== WHAT IS ASKED ==
Will you give every entry again exactly as it stands?

== SOURCE RECORDS ==
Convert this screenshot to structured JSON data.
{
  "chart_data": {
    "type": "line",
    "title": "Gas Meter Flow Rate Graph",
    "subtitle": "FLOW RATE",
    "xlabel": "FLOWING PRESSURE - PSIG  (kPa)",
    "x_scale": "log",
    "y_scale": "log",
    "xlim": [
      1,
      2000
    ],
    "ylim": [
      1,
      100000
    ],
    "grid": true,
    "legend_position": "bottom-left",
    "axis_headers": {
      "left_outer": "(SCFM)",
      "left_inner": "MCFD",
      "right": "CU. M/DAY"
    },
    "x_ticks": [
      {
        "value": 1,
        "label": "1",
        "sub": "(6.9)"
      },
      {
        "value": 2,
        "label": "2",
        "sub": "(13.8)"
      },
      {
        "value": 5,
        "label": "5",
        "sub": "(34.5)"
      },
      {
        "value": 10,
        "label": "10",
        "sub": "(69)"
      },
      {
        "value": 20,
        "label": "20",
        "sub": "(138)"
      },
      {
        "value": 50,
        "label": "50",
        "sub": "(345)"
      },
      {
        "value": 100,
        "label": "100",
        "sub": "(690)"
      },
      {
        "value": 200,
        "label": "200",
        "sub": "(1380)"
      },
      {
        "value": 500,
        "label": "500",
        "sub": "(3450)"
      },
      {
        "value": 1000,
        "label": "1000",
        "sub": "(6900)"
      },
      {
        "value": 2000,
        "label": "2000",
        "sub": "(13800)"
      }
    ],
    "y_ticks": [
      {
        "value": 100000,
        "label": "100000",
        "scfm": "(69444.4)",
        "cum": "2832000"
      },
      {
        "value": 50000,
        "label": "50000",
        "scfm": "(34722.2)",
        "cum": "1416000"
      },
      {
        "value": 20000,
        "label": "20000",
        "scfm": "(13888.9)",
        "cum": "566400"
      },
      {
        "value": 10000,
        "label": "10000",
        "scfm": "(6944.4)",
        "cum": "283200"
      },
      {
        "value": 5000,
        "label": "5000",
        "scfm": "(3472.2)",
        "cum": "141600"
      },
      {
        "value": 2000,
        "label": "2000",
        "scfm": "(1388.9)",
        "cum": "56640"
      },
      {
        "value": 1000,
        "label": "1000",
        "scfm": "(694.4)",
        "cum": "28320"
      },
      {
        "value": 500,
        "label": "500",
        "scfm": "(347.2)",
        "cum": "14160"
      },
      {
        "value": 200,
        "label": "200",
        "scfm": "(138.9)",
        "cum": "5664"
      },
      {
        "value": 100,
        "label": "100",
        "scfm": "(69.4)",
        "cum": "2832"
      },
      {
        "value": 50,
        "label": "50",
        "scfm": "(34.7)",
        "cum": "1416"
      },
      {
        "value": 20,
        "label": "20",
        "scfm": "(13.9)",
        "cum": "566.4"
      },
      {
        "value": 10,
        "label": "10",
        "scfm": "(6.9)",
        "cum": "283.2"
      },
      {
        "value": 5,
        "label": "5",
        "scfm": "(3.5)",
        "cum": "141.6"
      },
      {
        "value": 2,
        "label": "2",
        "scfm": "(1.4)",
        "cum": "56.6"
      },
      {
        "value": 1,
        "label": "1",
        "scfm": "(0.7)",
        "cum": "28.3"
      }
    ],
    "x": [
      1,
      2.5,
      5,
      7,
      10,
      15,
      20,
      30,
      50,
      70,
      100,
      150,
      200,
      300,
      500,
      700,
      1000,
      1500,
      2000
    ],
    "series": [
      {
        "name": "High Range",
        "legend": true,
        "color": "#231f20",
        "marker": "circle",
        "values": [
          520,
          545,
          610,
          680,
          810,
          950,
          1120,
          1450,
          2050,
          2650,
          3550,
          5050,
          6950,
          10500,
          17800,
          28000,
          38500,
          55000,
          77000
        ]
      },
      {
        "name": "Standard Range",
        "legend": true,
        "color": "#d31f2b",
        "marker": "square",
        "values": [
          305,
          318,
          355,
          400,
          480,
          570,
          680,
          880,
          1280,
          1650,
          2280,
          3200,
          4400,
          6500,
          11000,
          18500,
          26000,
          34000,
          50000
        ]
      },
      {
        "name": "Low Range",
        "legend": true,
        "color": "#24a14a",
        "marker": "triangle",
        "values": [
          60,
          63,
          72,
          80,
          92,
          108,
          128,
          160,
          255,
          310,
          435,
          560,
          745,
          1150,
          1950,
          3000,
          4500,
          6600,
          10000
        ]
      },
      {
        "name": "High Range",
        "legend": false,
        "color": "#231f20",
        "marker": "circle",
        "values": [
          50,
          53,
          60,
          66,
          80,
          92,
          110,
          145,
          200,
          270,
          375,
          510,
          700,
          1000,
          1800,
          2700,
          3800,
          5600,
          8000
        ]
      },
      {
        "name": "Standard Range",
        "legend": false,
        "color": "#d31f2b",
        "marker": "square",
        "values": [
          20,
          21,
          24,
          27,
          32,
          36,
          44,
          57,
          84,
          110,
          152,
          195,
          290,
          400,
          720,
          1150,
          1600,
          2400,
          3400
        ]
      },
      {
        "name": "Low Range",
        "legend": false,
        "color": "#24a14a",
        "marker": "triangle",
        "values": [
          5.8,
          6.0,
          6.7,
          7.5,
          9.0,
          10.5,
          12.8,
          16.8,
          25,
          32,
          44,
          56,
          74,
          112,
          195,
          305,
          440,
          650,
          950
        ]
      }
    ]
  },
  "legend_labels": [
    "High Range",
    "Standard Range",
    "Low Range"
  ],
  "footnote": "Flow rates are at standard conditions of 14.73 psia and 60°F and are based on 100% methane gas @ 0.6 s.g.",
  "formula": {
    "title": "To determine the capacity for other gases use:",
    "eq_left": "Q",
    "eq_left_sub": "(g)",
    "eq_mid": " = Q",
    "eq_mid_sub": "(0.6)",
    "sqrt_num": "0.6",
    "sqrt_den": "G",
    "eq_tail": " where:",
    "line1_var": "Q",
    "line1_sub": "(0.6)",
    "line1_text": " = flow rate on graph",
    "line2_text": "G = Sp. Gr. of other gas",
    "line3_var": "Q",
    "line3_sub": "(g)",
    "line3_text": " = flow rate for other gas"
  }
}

== EXPECTED OUTPUT ==
Convert this screenshot to structured JSON data.
{
  "chart_data": {
    "type": "line",
    "title": "Gas Meter Flow Rate Graph",
    "subtitle": "FLOW RATE",
    "xlabel": "FLOWING PRESSURE - PSIG  (kPa)",
    "x_scale": "log",
    "y_scale": "log",
    "xlim": [
      1,
      2000
    ],
    "ylim": [
      1,
      100000
    ],
    "grid": true,
    "legend_position": "bottom-left",
    "axis_headers": {
      "left_outer": "(SCFM)",
      "left_inner": "MCFD",
      "right": "CU. M/DAY"
    },
    "x_ticks": [
      {
        "value": 1,
        "label": "1",
        "sub": "(6.9)"
      },
      {
        "value": 2,
        "label": "2",
        "sub": "(13.8)"
      },
      {
        "value": 5,
        "label": "5",
        "sub": "(34.5)"
      },
      {
        "value": 10,
        "label": "10",
        "sub": "(69)"
      },
      {
        "value": 20,
        "label": "20",
        "sub": "(138)"
      },
      {
        "value": 50,
        "label": "50",
        "sub": "(345)"
      },
      {
        "value": 100,
        "label": "100",
        "sub": "(690)"
      },
      {
        "value": 200,
        "label": "200",
        "sub": "(1380)"
      },
      {
        "value": 500,
        "label": "500",
        "sub": "(3450)"
      },
      {
        "value": 1000,
        "label": "1000",
        "sub": "(6900)"
      },
      {
        "value": 2000,
        "label": "2000",
        "sub": "(13800)"
      }
    ],
    "y_ticks": [
      {
        "value": 100000,
        "label": "100000",
        "scfm": "(69444.4)",
        "cum": "2832000"
      },
      {
        "value": 50000,
        "label": "50000",
        "scfm": "(34722.2)",
        "cum": "1416000"
      },
      {
        "value": 20000,
        "label": "20000",
        "scfm": "(13888.9)",
        "cum": "566400"
      },
      {
        "value": 10000,
        "label": "10000",
        "scfm": "(6944.4)",
        "cum": "283200"
      },
      {
        "value": 5000,
        "label": "5000",
        "scfm": "(3472.2)",
        "cum": "141600"
      },
      {
        "value": 2000,
        "label": "2000",
        "scfm": "(1388.9)",
        "cum": "56640"
      },
      {
        "value": 1000,
        "label": "1000",
        "scfm": "(694.4)",
        "cum": "28320"
      },
      {
        "value": 500,
        "label": "500",
        "scfm": "(347.2)",
        "cum": "14160"
      },
      {
        "value": 200,
        "label": "200",
        "scfm": "(138.9)",
        "cum": "5664"
      },
      {
        "value": 100,
        "label": "100",
        "scfm": "(69.4)",
        "cum": "2832"
      },
      {
        "value": 50,
        "label": "50",
        "scfm": "(34.7)",
        "cum": "1416"
      },
      {
        "value": 20,
        "label": "20",
        "scfm": "(13.9)",
        "cum": "566.4"
      },
      {
        "value": 10,
        "label": "10",
        "scfm": "(6.9)",
        "cum": "283.2"
      },
      {
        "value": 5,
        "label": "5",
        "scfm": "(3.5)",
        "cum": "141.6"
      },
      {
        "value": 2,
        "label": "2",
        "scfm": "(1.4)",
        "cum": "56.6"
      },
      {
        "value": 1,
        "label": "1",
        "scfm": "(0.7)",
        "cum": "28.3"
      }
    ],
    "x": [
      1,
      2.5,
      5,
      7,
      10,
      15,
      20,
      30,
      50,
      70,
      100,
      150,
      200,
      300,
      500,
      700,
      1000,
      1500,
      2000
    ],
    "series": [
      {
        "name": "High Range",
        "legend": true,
        "color": "#231f20",
        "marker": "circle",
        "values": [
          520,
          545,
          610,
          680,
          810,
          950,
          1120,
          1450,
          2050,
          2650,
          3550,
          5050,
          6950,
          10500,
          17800,
          28000,
          38500,
          55000,
          77000
        ]
      },
      {
        "name": "Standard Range",
        "legend": true,
        "color": "#d31f2b",
        "marker": "square",
        "values": [
          305,
          318,
          355,
          400,
          480,
          570,
          680,
          880,
          1280,
          1650,
          2280,
          3200,
          4400,
          6500,
          11000,
          18500,
          26000,
          34000,
          50000
        ]
      },
      {
        "name": "Low Range",
        "legend": true,
        "color": "#24a14a",
        "marker": "triangle",
        "values": [
          60,
          63,
          72,
          80,
          92,
          108,
          128,
          160,
          255,
          310,
          435,
          560,
          745,
          1150,
          1950,
          3000,
          4500,
          6600,
          10000
        ]
      },
      {
        "name": "High Range",
        "legend": false,
        "color": "#231f20",
        "marker": "circle",
        "values": [
          50,
          53,
          60,
          66,
          80,
          92,
          110,
          145,
          200,
          270,
          375,
          510,
          700,
          1000,
          1800,
          2700,
          3800,
          5600,
          8000
        ]
      },
      {
        "name": "Standard Range",
        "legend": false,
        "color": "#d31f2b",
        "marker": "square",
        "values": [
          20,
          21,
          24,
          27,
          32,
          36,
          44,
          57,
          84,
          110,
          152,
          195,
          290,
          400,
          720,
          1150,
          1600,
          2400,
          3400
        ]
      },
      {
        "name": "Low Range",
        "legend": false,
        "color": "#24a14a",
        "marker": "triangle",
        "values": [
          5.8,
          6.0,
          6.7,
          7.5,
          9.0,
          10.5,
          12.8,
          16.8,
          25,
          32,
          44,
          56,
          74,
          112,
          195,
          305,
          440,
          650,
          950
        ]
      }
    ]
  },
  "legend_labels": [
    "High Range",
    "Standard Range",
    "Low Range"
  ],
  "footnote": "Flow rates are at standard conditions of 14.73 psia and 60°F and are based on 100% methane gas @ 0.6 s.g.",
  "formula": {
    "title": "To determine the capacity for other gases use:",
    "eq_left": "Q",
    "eq_left_sub": "(g)",
    "eq_mid": " = Q",
    "eq_mid_sub": "(0.6)",
    "sqrt_num": "0.6",
    "sqrt_den": "G",
    "eq_tail": " where:",
    "line1_var": "Q",
    "line1_sub": "(0.6)",
    "line1_text": " = flow rate on graph",
    "line2_text": "G = Sp. Gr. of other gas",
    "line3_var": "Q",
    "line3_sub": "(g)",
    "line3_text": " = flow rate for other gas"
  }
}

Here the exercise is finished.